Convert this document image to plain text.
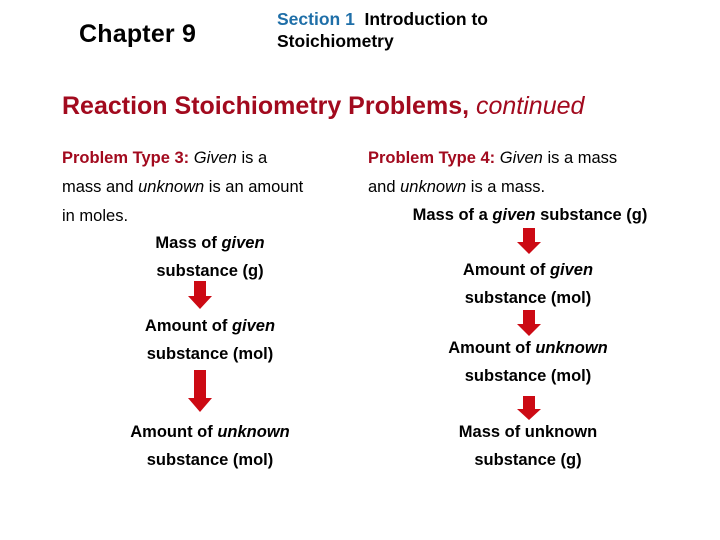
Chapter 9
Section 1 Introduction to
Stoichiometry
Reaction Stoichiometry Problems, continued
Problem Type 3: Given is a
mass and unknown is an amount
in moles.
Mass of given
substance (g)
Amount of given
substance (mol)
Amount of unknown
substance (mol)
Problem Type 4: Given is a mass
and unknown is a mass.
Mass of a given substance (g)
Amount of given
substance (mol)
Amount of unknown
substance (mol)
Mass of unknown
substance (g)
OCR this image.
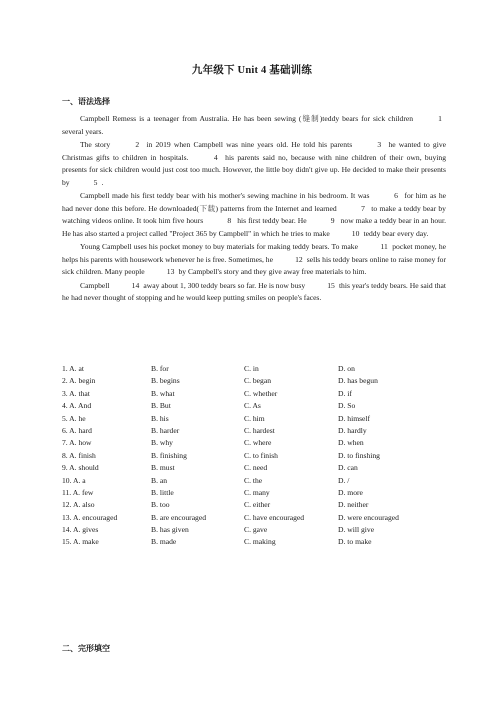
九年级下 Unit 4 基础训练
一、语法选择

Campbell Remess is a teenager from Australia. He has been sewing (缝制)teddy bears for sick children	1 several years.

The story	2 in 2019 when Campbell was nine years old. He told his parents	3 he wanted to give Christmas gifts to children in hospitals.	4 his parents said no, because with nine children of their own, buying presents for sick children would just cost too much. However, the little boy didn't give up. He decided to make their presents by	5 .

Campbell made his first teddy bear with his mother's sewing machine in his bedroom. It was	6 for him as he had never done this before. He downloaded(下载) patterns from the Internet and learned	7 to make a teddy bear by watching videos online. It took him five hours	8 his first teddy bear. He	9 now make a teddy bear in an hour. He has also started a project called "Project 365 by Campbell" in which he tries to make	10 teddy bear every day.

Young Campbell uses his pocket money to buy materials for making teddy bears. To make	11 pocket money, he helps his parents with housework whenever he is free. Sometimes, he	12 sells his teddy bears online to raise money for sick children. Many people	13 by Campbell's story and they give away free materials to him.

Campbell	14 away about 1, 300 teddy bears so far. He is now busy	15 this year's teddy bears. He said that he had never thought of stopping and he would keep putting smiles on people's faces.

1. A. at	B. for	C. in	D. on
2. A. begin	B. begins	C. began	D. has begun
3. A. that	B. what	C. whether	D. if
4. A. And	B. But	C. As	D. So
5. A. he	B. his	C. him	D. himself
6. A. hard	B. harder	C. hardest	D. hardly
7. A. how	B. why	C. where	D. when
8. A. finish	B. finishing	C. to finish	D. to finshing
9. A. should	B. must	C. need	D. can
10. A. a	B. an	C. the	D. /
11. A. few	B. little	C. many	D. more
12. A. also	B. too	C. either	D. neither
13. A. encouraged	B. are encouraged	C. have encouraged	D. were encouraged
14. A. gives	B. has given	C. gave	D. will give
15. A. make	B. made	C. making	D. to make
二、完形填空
§ §
Set down the lines of the records above exactly, apart from the pictures.

Convert this document image to plain text.
Chapter 9
Section 1 Introduction to
Stoichiometry
Reaction Stoichiometry Problems, continued
Problem Type 3: Given is a
mass and unknown is an amount
in moles.
Mass of given
substance (g)
Amount of given
substance (mol)
Amount of unknown
substance (mol)
Problem Type 4: Given is a mass
and unknown is a mass.
Mass of a given substance (g)
Amount of given
substance (mol)
Amount of unknown
substance (mol)
Mass of unknown
substance (g)
OCR this image.
九年级下 Unit 4 基础训练
一、语法选择

Campbell Remess is a teenager from Australia. He has been sewing (缝制)teddy bears for sick children	1 several years.

The story	2 in 2019 when Campbell was nine years old. He told his parents	3 he wanted to give Christmas gifts to children in hospitals.	4 his parents said no, because with nine children of their own, buying presents for sick children would just cost too much. However, the little boy didn't give up. He decided to make their presents by	5 .

Campbell made his first teddy bear with his mother's sewing machine in his bedroom. It was	6 for him as he had never done this before. He downloaded(下载) patterns from the Internet and learned	7 to make a teddy bear by watching videos online. It took him five hours	8 his first teddy bear. He	9 now make a teddy bear in an hour. He has also started a project called "Project 365 by Campbell" in which he tries to make	10 teddy bear every day.

Young Campbell uses his pocket money to buy materials for making teddy bears. To make	11 pocket money, he helps his parents with housework whenever he is free. Sometimes, he	12 sells his teddy bears online to raise money for sick children. Many people	13 by Campbell's story and they give away free materials to him.

Campbell	14 away about 1, 300 teddy bears so far. He is now busy	15 this year's teddy bears. He said that he had never thought of stopping and he would keep putting smiles on people's faces.

1. A. at	B. for	C. in	D. on
2. A. begin	B. begins	C. began	D. has begun
3. A. that	B. what	C. whether	D. if
4. A. And	B. But	C. As	D. So
5. A. he	B. his	C. him	D. himself
6. A. hard	B. harder	C. hardest	D. hardly
7. A. how	B. why	C. where	D. when
8. A. finish	B. finishing	C. to finish	D. to finshing
9. A. should	B. must	C. need	D. can
10. A. a	B. an	C. the	D. /
11. A. few	B. little	C. many	D. more
12. A. also	B. too	C. either	D. neither
13. A. encouraged	B. are encouraged	C. have encouraged	D. were encouraged
14. A. gives	B. has given	C. gave	D. will give
15. A. make	B. made	C. making	D. to make
二、完形填空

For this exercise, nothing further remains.